** start of DATA LISTING **
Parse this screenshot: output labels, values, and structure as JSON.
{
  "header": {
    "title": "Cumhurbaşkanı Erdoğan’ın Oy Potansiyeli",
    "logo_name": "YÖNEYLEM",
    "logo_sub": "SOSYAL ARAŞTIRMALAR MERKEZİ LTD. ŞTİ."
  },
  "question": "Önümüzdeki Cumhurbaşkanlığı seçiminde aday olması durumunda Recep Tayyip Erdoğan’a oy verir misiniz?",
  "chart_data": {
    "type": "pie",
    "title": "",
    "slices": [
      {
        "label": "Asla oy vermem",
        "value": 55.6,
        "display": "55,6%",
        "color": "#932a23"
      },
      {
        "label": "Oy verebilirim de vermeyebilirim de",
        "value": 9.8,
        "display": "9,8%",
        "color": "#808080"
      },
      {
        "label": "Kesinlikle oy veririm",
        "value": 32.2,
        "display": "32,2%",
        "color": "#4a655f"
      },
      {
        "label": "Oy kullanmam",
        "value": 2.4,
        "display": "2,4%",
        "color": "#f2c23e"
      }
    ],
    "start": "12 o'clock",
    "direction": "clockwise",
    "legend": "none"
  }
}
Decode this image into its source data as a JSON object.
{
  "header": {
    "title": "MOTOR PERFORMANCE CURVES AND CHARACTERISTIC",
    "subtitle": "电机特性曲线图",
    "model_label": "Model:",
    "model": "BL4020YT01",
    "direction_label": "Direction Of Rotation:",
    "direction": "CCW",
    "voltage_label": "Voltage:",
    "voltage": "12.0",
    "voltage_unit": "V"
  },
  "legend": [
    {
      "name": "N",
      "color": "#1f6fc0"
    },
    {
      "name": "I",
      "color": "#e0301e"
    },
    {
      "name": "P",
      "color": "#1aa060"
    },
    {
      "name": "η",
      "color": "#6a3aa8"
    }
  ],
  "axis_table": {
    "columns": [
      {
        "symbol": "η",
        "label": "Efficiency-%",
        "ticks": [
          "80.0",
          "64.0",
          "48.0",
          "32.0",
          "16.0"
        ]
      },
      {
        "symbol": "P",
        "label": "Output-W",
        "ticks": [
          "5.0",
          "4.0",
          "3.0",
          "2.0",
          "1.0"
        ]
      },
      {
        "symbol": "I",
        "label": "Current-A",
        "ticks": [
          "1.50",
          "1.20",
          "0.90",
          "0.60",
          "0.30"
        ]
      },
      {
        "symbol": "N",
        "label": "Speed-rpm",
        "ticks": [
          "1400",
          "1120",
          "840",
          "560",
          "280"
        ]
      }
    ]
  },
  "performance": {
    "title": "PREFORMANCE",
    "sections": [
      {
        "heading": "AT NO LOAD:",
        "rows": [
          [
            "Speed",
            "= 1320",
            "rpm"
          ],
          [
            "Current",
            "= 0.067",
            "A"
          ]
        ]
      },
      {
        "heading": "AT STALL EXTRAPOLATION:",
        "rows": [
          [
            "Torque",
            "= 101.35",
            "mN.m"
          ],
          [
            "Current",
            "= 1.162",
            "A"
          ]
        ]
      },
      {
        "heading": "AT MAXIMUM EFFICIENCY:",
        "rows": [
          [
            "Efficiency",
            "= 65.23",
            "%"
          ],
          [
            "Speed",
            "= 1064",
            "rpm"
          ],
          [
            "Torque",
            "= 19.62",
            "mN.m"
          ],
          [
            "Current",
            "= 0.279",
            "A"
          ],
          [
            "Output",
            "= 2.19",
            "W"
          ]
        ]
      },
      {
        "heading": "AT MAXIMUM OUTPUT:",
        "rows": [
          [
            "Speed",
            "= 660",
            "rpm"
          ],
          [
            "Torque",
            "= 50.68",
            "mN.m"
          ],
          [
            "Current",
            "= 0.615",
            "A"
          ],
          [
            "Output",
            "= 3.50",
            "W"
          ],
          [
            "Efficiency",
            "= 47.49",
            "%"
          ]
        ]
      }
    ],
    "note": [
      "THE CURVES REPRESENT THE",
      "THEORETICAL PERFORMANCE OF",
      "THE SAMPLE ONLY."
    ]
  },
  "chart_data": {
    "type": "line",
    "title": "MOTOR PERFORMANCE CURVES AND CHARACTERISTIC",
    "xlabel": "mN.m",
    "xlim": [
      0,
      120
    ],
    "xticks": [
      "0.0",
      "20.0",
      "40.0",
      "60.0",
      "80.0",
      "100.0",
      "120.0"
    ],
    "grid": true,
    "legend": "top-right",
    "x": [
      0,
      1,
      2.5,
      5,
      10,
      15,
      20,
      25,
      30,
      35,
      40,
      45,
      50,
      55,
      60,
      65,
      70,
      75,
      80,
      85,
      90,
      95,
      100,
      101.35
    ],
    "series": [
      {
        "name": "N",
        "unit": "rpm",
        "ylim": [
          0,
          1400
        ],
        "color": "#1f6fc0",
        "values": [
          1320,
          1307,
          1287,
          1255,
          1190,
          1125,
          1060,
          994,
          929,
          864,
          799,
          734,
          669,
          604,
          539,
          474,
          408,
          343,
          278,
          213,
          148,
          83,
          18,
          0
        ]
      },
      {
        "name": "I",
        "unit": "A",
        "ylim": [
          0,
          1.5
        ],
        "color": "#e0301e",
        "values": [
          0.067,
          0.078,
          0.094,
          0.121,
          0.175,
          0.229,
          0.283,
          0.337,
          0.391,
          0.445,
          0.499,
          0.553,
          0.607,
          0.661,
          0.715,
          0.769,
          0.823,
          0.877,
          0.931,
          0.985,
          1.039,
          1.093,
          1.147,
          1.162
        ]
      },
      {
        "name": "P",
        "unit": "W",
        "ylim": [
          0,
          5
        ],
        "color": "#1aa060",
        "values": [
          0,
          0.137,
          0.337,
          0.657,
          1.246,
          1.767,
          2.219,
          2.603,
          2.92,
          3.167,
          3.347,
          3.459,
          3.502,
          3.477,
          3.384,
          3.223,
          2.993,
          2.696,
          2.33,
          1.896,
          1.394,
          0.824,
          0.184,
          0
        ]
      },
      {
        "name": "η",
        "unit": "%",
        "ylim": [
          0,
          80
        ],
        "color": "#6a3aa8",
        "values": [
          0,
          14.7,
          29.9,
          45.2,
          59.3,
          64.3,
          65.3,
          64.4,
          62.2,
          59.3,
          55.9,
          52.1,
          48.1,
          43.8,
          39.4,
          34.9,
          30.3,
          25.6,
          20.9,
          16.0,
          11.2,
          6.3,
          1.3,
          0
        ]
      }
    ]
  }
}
** end of DATA LISTING **
## TASK OBJECTIVE
Each line of the material must be restated exactly.

## ANSWER IN FULL
Parse this screenshot: output labels, values, and structure as JSON.
{
  "header": {
    "title": "Cumhurbaşkanı Erdoğan’ın Oy Potansiyeli",
    "logo_name": "YÖNEYLEM",
    "logo_sub": "SOSYAL ARAŞTIRMALAR MERKEZİ LTD. ŞTİ."
  },
  "question": "Önümüzdeki Cumhurbaşkanlığı seçiminde aday olması durumunda Recep Tayyip Erdoğan’a oy verir misiniz?",
  "chart_data": {
    "type": "pie",
    "title": "",
    "slices": [
      {
        "label": "Asla oy vermem",
        "value": 55.6,
        "display": "55,6%",
        "color": "#932a23"
      },
      {
        "label": "Oy verebilirim de vermeyebilirim de",
        "value": 9.8,
        "display": "9,8%",
        "color": "#808080"
      },
      {
        "label": "Kesinlikle oy veririm",
        "value": 32.2,
        "display": "32,2%",
        "color": "#4a655f"
      },
      {
        "label": "Oy kullanmam",
        "value": 2.4,
        "display": "2,4%",
        "color": "#f2c23e"
      }
    ],
    "start": "12 o'clock",
    "direction": "clockwise",
    "legend": "none"
  }
}
Decode this image into its source data as a JSON object.
{
  "header": {
    "title": "MOTOR PERFORMANCE CURVES AND CHARACTERISTIC",
    "subtitle": "电机特性曲线图",
    "model_label": "Model:",
    "model": "BL4020YT01",
    "direction_label": "Direction Of Rotation:",
    "direction": "CCW",
    "voltage_label": "Voltage:",
    "voltage": "12.0",
    "voltage_unit": "V"
  },
  "legend": [
    {
      "name": "N",
      "color": "#1f6fc0"
    },
    {
      "name": "I",
      "color": "#e0301e"
    },
    {
      "name": "P",
      "color": "#1aa060"
    },
    {
      "name": "η",
      "color": "#6a3aa8"
    }
  ],
  "axis_table": {
    "columns": [
      {
        "symbol": "η",
        "label": "Efficiency-%",
        "ticks": [
          "80.0",
          "64.0",
          "48.0",
          "32.0",
          "16.0"
        ]
      },
      {
        "symbol": "P",
        "label": "Output-W",
        "ticks": [
          "5.0",
          "4.0",
          "3.0",
          "2.0",
          "1.0"
        ]
      },
      {
        "symbol": "I",
        "label": "Current-A",
        "ticks": [
          "1.50",
          "1.20",
          "0.90",
          "0.60",
          "0.30"
        ]
      },
      {
        "symbol": "N",
        "label": "Speed-rpm",
        "ticks": [
          "1400",
          "1120",
          "840",
          "560",
          "280"
        ]
      }
    ]
  },
  "performance": {
    "title": "PREFORMANCE",
    "sections": [
      {
        "heading": "AT NO LOAD:",
        "rows": [
          [
            "Speed",
            "= 1320",
            "rpm"
          ],
          [
            "Current",
            "= 0.067",
            "A"
          ]
        ]
      },
      {
        "heading": "AT STALL EXTRAPOLATION:",
        "rows": [
          [
            "Torque",
            "= 101.35",
            "mN.m"
          ],
          [
            "Current",
            "= 1.162",
            "A"
          ]
        ]
      },
      {
        "heading": "AT MAXIMUM EFFICIENCY:",
        "rows": [
          [
            "Efficiency",
            "= 65.23",
            "%"
          ],
          [
            "Speed",
            "= 1064",
            "rpm"
          ],
          [
            "Torque",
            "= 19.62",
            "mN.m"
          ],
          [
            "Current",
            "= 0.279",
            "A"
          ],
          [
            "Output",
            "= 2.19",
            "W"
          ]
        ]
      },
      {
        "heading": "AT MAXIMUM OUTPUT:",
        "rows": [
          [
            "Speed",
            "= 660",
            "rpm"
          ],
          [
            "Torque",
            "= 50.68",
            "mN.m"
          ],
          [
            "Current",
            "= 0.615",
            "A"
          ],
          [
            "Output",
            "= 3.50",
            "W"
          ],
          [
            "Efficiency",
            "= 47.49",
            "%"
          ]
        ]
      }
    ],
    "note": [
      "THE CURVES REPRESENT THE",
      "THEORETICAL PERFORMANCE OF",
      "THE SAMPLE ONLY."
    ]
  },
  "chart_data": {
    "type": "line",
    "title": "MOTOR PERFORMANCE CURVES AND CHARACTERISTIC",
    "xlabel": "mN.m",
    "xlim": [
      0,
      120
    ],
    "xticks": [
      "0.0",
      "20.0",
      "40.0",
      "60.0",
      "80.0",
      "100.0",
      "120.0"
    ],
    "grid": true,
    "legend": "top-right",
    "x": [
      0,
      1,
      2.5,
      5,
      10,
      15,
      20,
      25,
      30,
      35,
      40,
      45,
      50,
      55,
      60,
      65,
      70,
      75,
      80,
      85,
      90,
      95,
      100,
      101.35
    ],
    "series": [
      {
        "name": "N",
        "unit": "rpm",
        "ylim": [
          0,
          1400
        ],
        "color": "#1f6fc0",
        "values": [
          1320,
          1307,
          1287,
          1255,
          1190,
          1125,
          1060,
          994,
          929,
          864,
          799,
          734,
          669,
          604,
          539,
          474,
          408,
          343,
          278,
          213,
          148,
          83,
          18,
          0
        ]
      },
      {
        "name": "I",
        "unit": "A",
        "ylim": [
          0,
          1.5
        ],
        "color": "#e0301e",
        "values": [
          0.067,
          0.078,
          0.094,
          0.121,
          0.175,
          0.229,
          0.283,
          0.337,
          0.391,
          0.445,
          0.499,
          0.553,
          0.607,
          0.661,
          0.715,
          0.769,
          0.823,
          0.877,
          0.931,
          0.985,
          1.039,
          1.093,
          1.147,
          1.162
        ]
      },
      {
        "name": "P",
        "unit": "W",
        "ylim": [
          0,
          5
        ],
        "color": "#1aa060",
        "values": [
          0,
          0.137,
          0.337,
          0.657,
          1.246,
          1.767,
          2.219,
          2.603,
          2.92,
          3.167,
          3.347,
          3.459,
          3.502,
          3.477,
          3.384,
          3.223,
          2.993,
          2.696,
          2.33,
          1.896,
          1.394,
          0.824,
          0.184,
          0
        ]
      },
      {
        "name": "η",
        "unit": "%",
        "ylim": [
          0,
          80
        ],
        "color": "#6a3aa8",
        "values": [
          0,
          14.7,
          29.9,
          45.2,
          59.3,
          64.3,
          65.3,
          64.4,
          62.2,
          59.3,
          55.9,
          52.1,
          48.1,
          43.8,
          39.4,
          34.9,
          30.3,
          25.6,
          20.9,
          16.0,
          11.2,
          6.3,
          1.3,
          0
        ]
      }
    ]
  }
}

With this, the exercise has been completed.